So we finally get set up on the line and put some targets downrange.  He seats a mag but then notices the bolt doesn't fully go home.  I hadn't noticed him riding the charging handle but asked him to drop the mag and check the chamber before proceeding.  Nothing looks too amiss after this so he loads up again but once more the bolt will not completely close.  

Now I get involved.  I drop the mag and cycle the bolt on an empty mag well and the bolt goes home.  I then decide to open up the gun and take a look at the insides to get an idea of what's happening.  The first thing that happens as the recievers separate is that the buffer spring shoots forward out of the buffer tube!

I find the buffer retaining pin in the bottom of the lower reciever and the buffer retaining pin spring wedged under the bolt carrier.  Worse yet there is bright, worn aluminum in the threads of the reciever extension and a couple of small chips of aluminum there from where the threads have been damaged!.  This damage is on the inside of the reciever and nothing is screwed into those threads.

We figured he must of not replaced the buffer retaining pin detents properly or something.  My buddy is pissed, but I told him not to sweat it too hard - in the worst case a stripped lower isn't all that expensive.

So what do you folks think happened?  Is his lower trashed or is there hope?
Link Posted: 10/16/2004 2:16:50 PM EDT
[#1]
Replace the spring if damaged and screw the buffer tube in another rotation to see if it is enough to hold the pin in place.  Sounds like to stock tube was not screwed in enough to hold the pin down.
Link Posted: 10/16/2004 2:20:15 PM EDT
[#2]
Sounds like the buffer tube wasnt screwed in far enough to capture the retaining pin and spring.  As long as the hole that the retainer and spring sit in isn't FUBAR'd and the thread damage on the receiver is limited to the inside of the receiver, you should be able to properly install the buffer tube and go.  There will always be a nasty reminder of what happened inside the receiver, though.

*What you need to do:*
a) Write out the part of the forum thread on the rifle malfunction from "So we finally" to "not completely close.".
b) In the forum thread on the rifle malfunction, what shoots forward out of the buffer tube when the receivers separate?
c) Write what comes next in the forum thread on the rifle malfunction, starting after its last sentence.

*Provided records:*

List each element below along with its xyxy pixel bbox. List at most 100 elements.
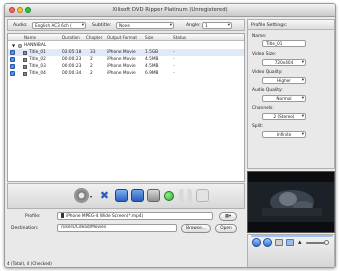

* * *

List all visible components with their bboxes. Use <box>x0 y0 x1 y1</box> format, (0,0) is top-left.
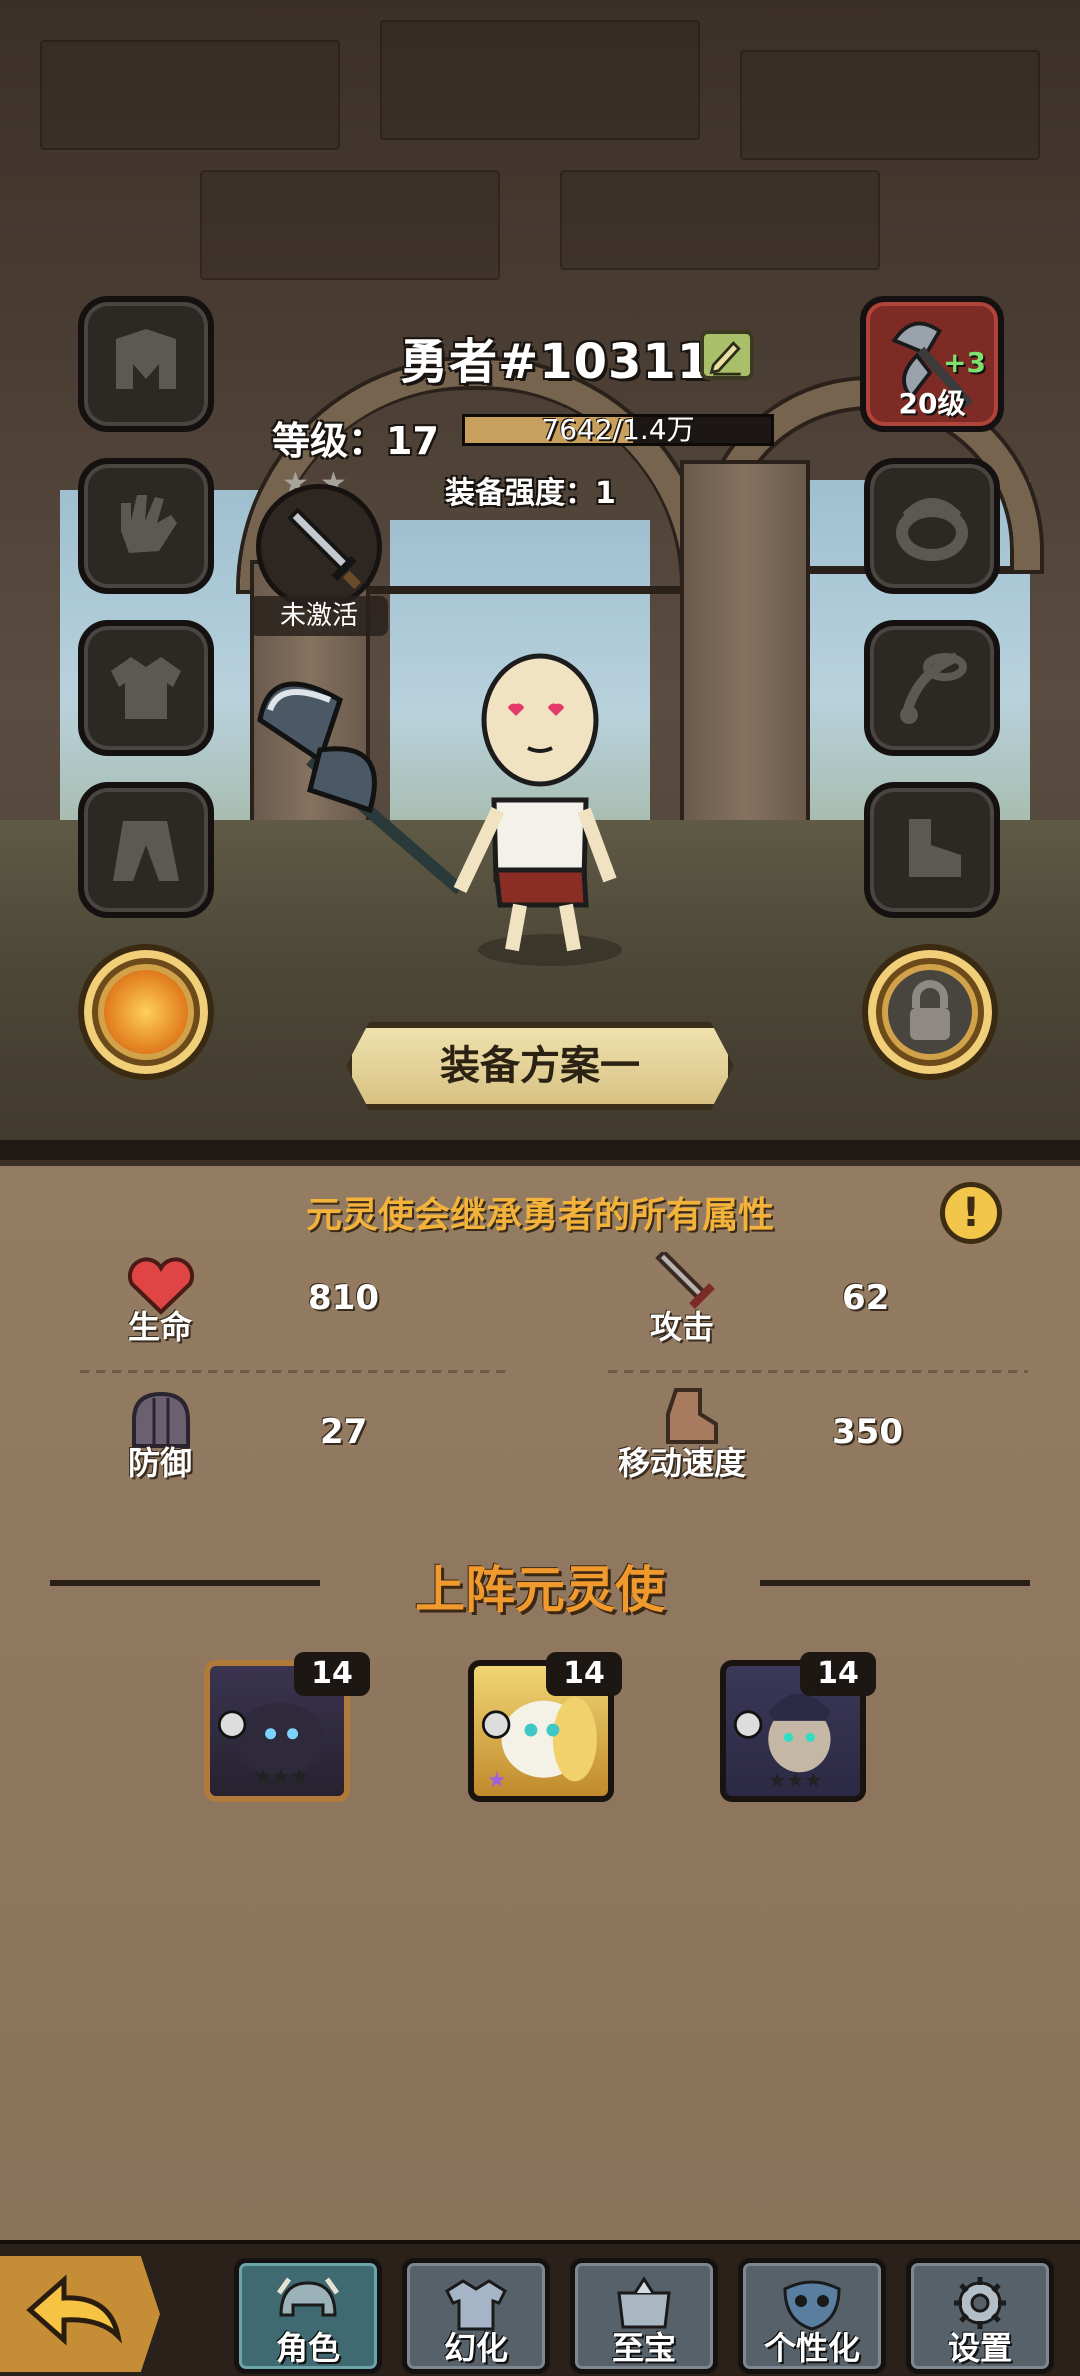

*Answers provided:*
a)
So we finally get set up on the line and put some targets downrange.  He seats a mag but then notices the bolt doesn't fully go home.  I hadn't noticed him riding the charging handle but asked him to drop the mag and check the chamber before proceeding.  Nothing looks too amiss after this so he loads up again but once more the bolt will not completely close.

b) The buffer spring.

c)
Is a pic possible?  It'd help alot.

Good luck with this.
Link Posted: 10/16/2004 2:37:50 PM EDT
[#3]

Quoted:
Sounds like the buffer tube wasnt screwed in far enough to capture the retaining pin and spring.  As long as the hole that the retainer and spring sit in isn't FUBAR'd and the thread damage on the receiver is limited to the inside of the receiver, you should be able to properly install the buffer tube and go.  There will always be a nasty reminder of what happened inside the receiver, though.

Is a pic possible?  It'd help alot.

Good luck with this.



That makes sense.  I've installed folding stocks before but forgot that it's the buffer tube that keeps the retaining pin in place!

You guys have a good idea of the situation, the damage I saw was on the reciever side of the retaining pin hole, not the stock side.  I'm not sure if the retaining pin hole was misshaped, however.  Thanks!
Link Posted: 10/16/2004 2:48:26 PM EDT
[#4]
Link Posted: 10/16/2004 2:53:32 PM EDT
[#5]
Link Posted: 10/16/2004 3:05:49 PM EDT
[#6]

Quoted:
If that happened to one of mine,  I'd bead blast the whole thing clean, get the damaged area welded up, remachine as necessary, retap the buffer hole, and then get the lower re-anodized.      If the damage wasn't so severe, I'd just do spot touchups and hopefully not have to reanodize it.

CJ



I've had the same thing happen to one of mine. Once I got the tube screwed in far enough I used some aluminum black to return the receiver to a proper color.

Welding and machining would be WAY WAY WAY too much work for a lower. If it was that damaged I would chop it and replace with a new one.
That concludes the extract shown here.